[Chart and figure data]
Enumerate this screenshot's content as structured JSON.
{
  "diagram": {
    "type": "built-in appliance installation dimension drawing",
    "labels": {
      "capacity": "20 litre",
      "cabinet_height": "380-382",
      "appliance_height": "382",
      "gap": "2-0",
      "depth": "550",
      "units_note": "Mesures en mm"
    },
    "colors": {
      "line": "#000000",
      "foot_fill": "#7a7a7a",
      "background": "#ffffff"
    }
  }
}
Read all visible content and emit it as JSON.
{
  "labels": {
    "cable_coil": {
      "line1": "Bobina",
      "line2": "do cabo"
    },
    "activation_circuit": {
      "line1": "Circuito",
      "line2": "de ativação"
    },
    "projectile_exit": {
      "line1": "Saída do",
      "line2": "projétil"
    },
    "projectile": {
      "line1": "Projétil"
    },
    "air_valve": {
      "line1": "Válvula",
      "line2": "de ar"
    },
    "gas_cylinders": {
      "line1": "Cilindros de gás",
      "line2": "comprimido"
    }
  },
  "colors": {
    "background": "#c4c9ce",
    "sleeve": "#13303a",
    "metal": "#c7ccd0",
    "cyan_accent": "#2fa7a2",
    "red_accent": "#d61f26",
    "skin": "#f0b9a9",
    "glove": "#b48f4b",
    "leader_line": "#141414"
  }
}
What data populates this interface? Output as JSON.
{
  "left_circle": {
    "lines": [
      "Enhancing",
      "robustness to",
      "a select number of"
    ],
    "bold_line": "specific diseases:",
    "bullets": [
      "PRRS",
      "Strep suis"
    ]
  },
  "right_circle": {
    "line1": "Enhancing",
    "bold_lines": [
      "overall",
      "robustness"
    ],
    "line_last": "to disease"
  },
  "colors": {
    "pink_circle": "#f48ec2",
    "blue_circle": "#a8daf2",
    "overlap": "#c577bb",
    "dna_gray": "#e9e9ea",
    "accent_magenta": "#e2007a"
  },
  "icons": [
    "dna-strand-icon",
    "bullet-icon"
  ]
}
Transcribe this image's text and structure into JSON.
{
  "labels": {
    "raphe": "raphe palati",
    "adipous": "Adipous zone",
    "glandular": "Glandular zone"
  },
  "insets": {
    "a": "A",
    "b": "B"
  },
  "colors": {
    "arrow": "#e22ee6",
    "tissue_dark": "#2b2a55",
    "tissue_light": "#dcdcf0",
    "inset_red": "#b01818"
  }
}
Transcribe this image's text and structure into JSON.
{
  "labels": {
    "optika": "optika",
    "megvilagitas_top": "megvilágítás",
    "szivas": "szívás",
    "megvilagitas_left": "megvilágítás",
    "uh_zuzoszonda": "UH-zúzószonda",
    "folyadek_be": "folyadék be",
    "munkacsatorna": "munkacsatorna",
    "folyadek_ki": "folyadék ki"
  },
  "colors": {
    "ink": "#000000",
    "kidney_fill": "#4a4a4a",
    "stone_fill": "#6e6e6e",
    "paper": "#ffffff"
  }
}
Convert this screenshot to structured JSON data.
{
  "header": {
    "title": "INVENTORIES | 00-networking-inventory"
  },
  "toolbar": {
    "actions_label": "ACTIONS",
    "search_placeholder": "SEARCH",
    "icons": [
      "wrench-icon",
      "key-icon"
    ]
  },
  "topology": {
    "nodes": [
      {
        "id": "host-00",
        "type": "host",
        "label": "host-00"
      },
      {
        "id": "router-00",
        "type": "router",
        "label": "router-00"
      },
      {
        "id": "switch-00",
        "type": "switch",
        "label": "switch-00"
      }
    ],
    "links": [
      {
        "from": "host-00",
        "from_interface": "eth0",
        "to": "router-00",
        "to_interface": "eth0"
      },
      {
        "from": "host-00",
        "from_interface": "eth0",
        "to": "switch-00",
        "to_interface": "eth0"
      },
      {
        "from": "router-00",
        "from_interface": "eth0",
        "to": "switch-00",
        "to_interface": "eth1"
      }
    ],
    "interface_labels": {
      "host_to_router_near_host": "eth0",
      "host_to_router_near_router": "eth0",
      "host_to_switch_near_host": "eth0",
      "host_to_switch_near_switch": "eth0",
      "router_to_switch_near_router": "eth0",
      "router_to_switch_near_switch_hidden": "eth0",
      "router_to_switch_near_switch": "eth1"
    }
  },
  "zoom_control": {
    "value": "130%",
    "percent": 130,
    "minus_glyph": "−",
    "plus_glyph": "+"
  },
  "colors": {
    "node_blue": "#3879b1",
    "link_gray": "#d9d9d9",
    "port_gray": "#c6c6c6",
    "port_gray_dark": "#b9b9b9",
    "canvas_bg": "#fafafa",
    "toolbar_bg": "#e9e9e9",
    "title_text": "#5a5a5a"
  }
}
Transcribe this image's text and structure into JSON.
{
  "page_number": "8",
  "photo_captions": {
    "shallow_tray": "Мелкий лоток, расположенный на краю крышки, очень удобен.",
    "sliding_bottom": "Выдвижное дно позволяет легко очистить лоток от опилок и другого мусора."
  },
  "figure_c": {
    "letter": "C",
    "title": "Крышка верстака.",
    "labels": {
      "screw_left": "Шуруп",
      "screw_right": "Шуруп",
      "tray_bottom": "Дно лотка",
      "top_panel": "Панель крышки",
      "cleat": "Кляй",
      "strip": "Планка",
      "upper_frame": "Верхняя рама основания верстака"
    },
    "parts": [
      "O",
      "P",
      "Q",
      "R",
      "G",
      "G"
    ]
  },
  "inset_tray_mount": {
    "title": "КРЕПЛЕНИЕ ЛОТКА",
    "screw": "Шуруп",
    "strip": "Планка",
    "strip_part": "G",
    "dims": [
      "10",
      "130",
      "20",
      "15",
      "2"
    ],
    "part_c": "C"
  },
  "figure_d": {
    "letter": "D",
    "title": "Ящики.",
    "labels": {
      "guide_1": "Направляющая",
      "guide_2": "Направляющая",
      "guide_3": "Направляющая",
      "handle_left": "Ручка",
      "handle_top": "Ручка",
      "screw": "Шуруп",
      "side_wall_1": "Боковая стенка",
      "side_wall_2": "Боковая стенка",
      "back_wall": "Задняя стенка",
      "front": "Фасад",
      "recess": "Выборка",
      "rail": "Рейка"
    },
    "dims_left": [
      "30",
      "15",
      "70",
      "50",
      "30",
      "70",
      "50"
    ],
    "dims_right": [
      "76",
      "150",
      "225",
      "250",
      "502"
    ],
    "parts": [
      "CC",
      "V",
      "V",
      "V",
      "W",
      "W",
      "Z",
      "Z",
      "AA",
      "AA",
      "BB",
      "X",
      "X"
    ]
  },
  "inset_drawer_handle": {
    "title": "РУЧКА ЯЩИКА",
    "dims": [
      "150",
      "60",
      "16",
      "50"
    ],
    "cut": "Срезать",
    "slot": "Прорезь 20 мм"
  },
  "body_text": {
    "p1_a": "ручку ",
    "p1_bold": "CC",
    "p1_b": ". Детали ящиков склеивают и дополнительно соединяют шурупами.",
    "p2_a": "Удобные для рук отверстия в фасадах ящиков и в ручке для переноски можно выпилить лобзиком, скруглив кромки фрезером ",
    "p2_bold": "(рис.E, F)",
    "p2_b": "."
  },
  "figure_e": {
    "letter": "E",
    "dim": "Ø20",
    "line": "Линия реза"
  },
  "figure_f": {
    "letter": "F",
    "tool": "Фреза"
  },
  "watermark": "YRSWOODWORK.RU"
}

# What you will do
Return all of the entries exactly as written.

# Exercise output
Enumerate this screenshot's content as structured JSON.
{
  "diagram": {
    "type": "built-in appliance installation dimension drawing",
    "labels": {
      "capacity": "20 litre",
      "cabinet_height": "380-382",
      "appliance_height": "382",
      "gap": "2-0",
      "depth": "550",
      "units_note": "Mesures en mm"
    },
    "colors": {
      "line": "#000000",
      "foot_fill": "#7a7a7a",
      "background": "#ffffff"
    }
  }
}
Read all visible content and emit it as JSON.
{
  "labels": {
    "cable_coil": {
      "line1": "Bobina",
      "line2": "do cabo"
    },
    "activation_circuit": {
      "line1": "Circuito",
      "line2": "de ativação"
    },
    "projectile_exit": {
      "line1": "Saída do",
      "line2": "projétil"
    },
    "projectile": {
      "line1": "Projétil"
    },
    "air_valve": {
      "line1": "Válvula",
      "line2": "de ar"
    },
    "gas_cylinders": {
      "line1": "Cilindros de gás",
      "line2": "comprimido"
    }
  },
  "colors": {
    "background": "#c4c9ce",
    "sleeve": "#13303a",
    "metal": "#c7ccd0",
    "cyan_accent": "#2fa7a2",
    "red_accent": "#d61f26",
    "skin": "#f0b9a9",
    "glove": "#b48f4b",
    "leader_line": "#141414"
  }
}
What data populates this interface? Output as JSON.
{
  "left_circle": {
    "lines": [
      "Enhancing",
      "robustness to",
      "a select number of"
    ],
    "bold_line": "specific diseases:",
    "bullets": [
      "PRRS",
      "Strep suis"
    ]
  },
  "right_circle": {
    "line1": "Enhancing",
    "bold_lines": [
      "overall",
      "robustness"
    ],
    "line_last": "to disease"
  },
  "colors": {
    "pink_circle": "#f48ec2",
    "blue_circle": "#a8daf2",
    "overlap": "#c577bb",
    "dna_gray": "#e9e9ea",
    "accent_magenta": "#e2007a"
  },
  "icons": [
    "dna-strand-icon",
    "bullet-icon"
  ]
}
Transcribe this image's text and structure into JSON.
{
  "labels": {
    "raphe": "raphe palati",
    "adipous": "Adipous zone",
    "glandular": "Glandular zone"
  },
  "insets": {
    "a": "A",
    "b": "B"
  },
  "colors": {
    "arrow": "#e22ee6",
    "tissue_dark": "#2b2a55",
    "tissue_light": "#dcdcf0",
    "inset_red": "#b01818"
  }
}
Transcribe this image's text and structure into JSON.
{
  "labels": {
    "optika": "optika",
    "megvilagitas_top": "megvilágítás",
    "szivas": "szívás",
    "megvilagitas_left": "megvilágítás",
    "uh_zuzoszonda": "UH-zúzószonda",
    "folyadek_be": "folyadék be",
    "munkacsatorna": "munkacsatorna",
    "folyadek_ki": "folyadék ki"
  },
  "colors": {
    "ink": "#000000",
    "kidney_fill": "#4a4a4a",
    "stone_fill": "#6e6e6e",
    "paper": "#ffffff"
  }
}
Convert this screenshot to structured JSON data.
{
  "header": {
    "title": "INVENTORIES | 00-networking-inventory"
  },
  "toolbar": {
    "actions_label": "ACTIONS",
    "search_placeholder": "SEARCH",
    "icons": [
      "wrench-icon",
      "key-icon"
    ]
  },
  "topology": {
    "nodes": [
      {
        "id": "host-00",
        "type": "host",
        "label": "host-00"
      },
      {
        "id": "router-00",
        "type": "router",
        "label": "router-00"
      },
      {
        "id": "switch-00",
        "type": "switch",
        "label": "switch-00"
      }
    ],
    "links": [
      {
        "from": "host-00",
        "from_interface": "eth0",
        "to": "router-00",
        "to_interface": "eth0"
      },
      {
        "from": "host-00",
        "from_interface": "eth0",
        "to": "switch-00",
        "to_interface": "eth0"
      },
      {
        "from": "router-00",
        "from_interface": "eth0",
        "to": "switch-00",
        "to_interface": "eth1"
      }
    ],
    "interface_labels": {
      "host_to_router_near_host": "eth0",
      "host_to_router_near_router": "eth0",
      "host_to_switch_near_host": "eth0",
      "host_to_switch_near_switch": "eth0",
      "router_to_switch_near_router": "eth0",
      "router_to_switch_near_switch_hidden": "eth0",
      "router_to_switch_near_switch": "eth1"
    }
  },
  "zoom_control": {
    "value": "130%",
    "percent": 130,
    "minus_glyph": "−",
    "plus_glyph": "+"
  },
  "colors": {
    "node_blue": "#3879b1",
    "link_gray": "#d9d9d9",
    "port_gray": "#c6c6c6",
    "port_gray_dark": "#b9b9b9",
    "canvas_bg": "#fafafa",
    "toolbar_bg": "#e9e9e9",
    "title_text": "#5a5a5a"
  }
}
Transcribe this image's text and structure into JSON.
{
  "page_number": "8",
  "photo_captions": {
    "shallow_tray": "Мелкий лоток, расположенный на краю крышки, очень удобен.",
    "sliding_bottom": "Выдвижное дно позволяет легко очистить лоток от опилок и другого мусора."
  },
  "figure_c": {
    "letter": "C",
    "title": "Крышка верстака.",
    "labels": {
      "screw_left": "Шуруп",
      "screw_right": "Шуруп",
      "tray_bottom": "Дно лотка",
      "top_panel": "Панель крышки",
      "cleat": "Кляй",
      "strip": "Планка",
      "upper_frame": "Верхняя рама основания верстака"
    },
    "parts": [
      "O",
      "P",
      "Q",
      "R",
      "G",
      "G"
    ]
  },
  "inset_tray_mount": {
    "title": "КРЕПЛЕНИЕ ЛОТКА",
    "screw": "Шуруп",
    "strip": "Планка",
    "strip_part": "G",
    "dims": [
      "10",
      "130",
      "20",
      "15",
      "2"
    ],
    "part_c": "C"
  },
  "figure_d": {
    "letter": "D",
    "title": "Ящики.",
    "labels": {
      "guide_1": "Направляющая",
      "guide_2": "Направляющая",
      "guide_3": "Направляющая",
      "handle_left": "Ручка",
      "handle_top": "Ручка",
      "screw": "Шуруп",
      "side_wall_1": "Боковая стенка",
      "side_wall_2": "Боковая стенка",
      "back_wall": "Задняя стенка",
      "front": "Фасад",
      "recess": "Выборка",
      "rail": "Рейка"
    },
    "dims_left": [
      "30",
      "15",
      "70",
      "50",
      "30",
      "70",
      "50"
    ],
    "dims_right": [
      "76",
      "150",
      "225",
      "250",
      "502"
    ],
    "parts": [
      "CC",
      "V",
      "V",
      "V",
      "W",
      "W",
      "Z",
      "Z",
      "AA",
      "AA",
      "BB",
      "X",
      "X"
    ]
  },
  "inset_drawer_handle": {
    "title": "РУЧКА ЯЩИКА",
    "dims": [
      "150",
      "60",
      "16",
      "50"
    ],
    "cut": "Срезать",
    "slot": "Прорезь 20 мм"
  },
  "body_text": {
    "p1_a": "ручку ",
    "p1_bold": "CC",
    "p1_b": ". Детали ящиков склеивают и дополнительно соединяют шурупами.",
    "p2_a": "Удобные для рук отверстия в фасадах ящиков и в ручке для переноски можно выпилить лобзиком, скруглив кромки фрезером ",
    "p2_bold": "(рис.E, F)",
    "p2_b": "."
  },
  "figure_e": {
    "letter": "E",
    "dim": "Ø20",
    "line": "Линия реза"
  },
  "figure_f": {
    "letter": "F",
    "tool": "Фреза"
  },
  "watermark": "YRSWOODWORK.RU"
}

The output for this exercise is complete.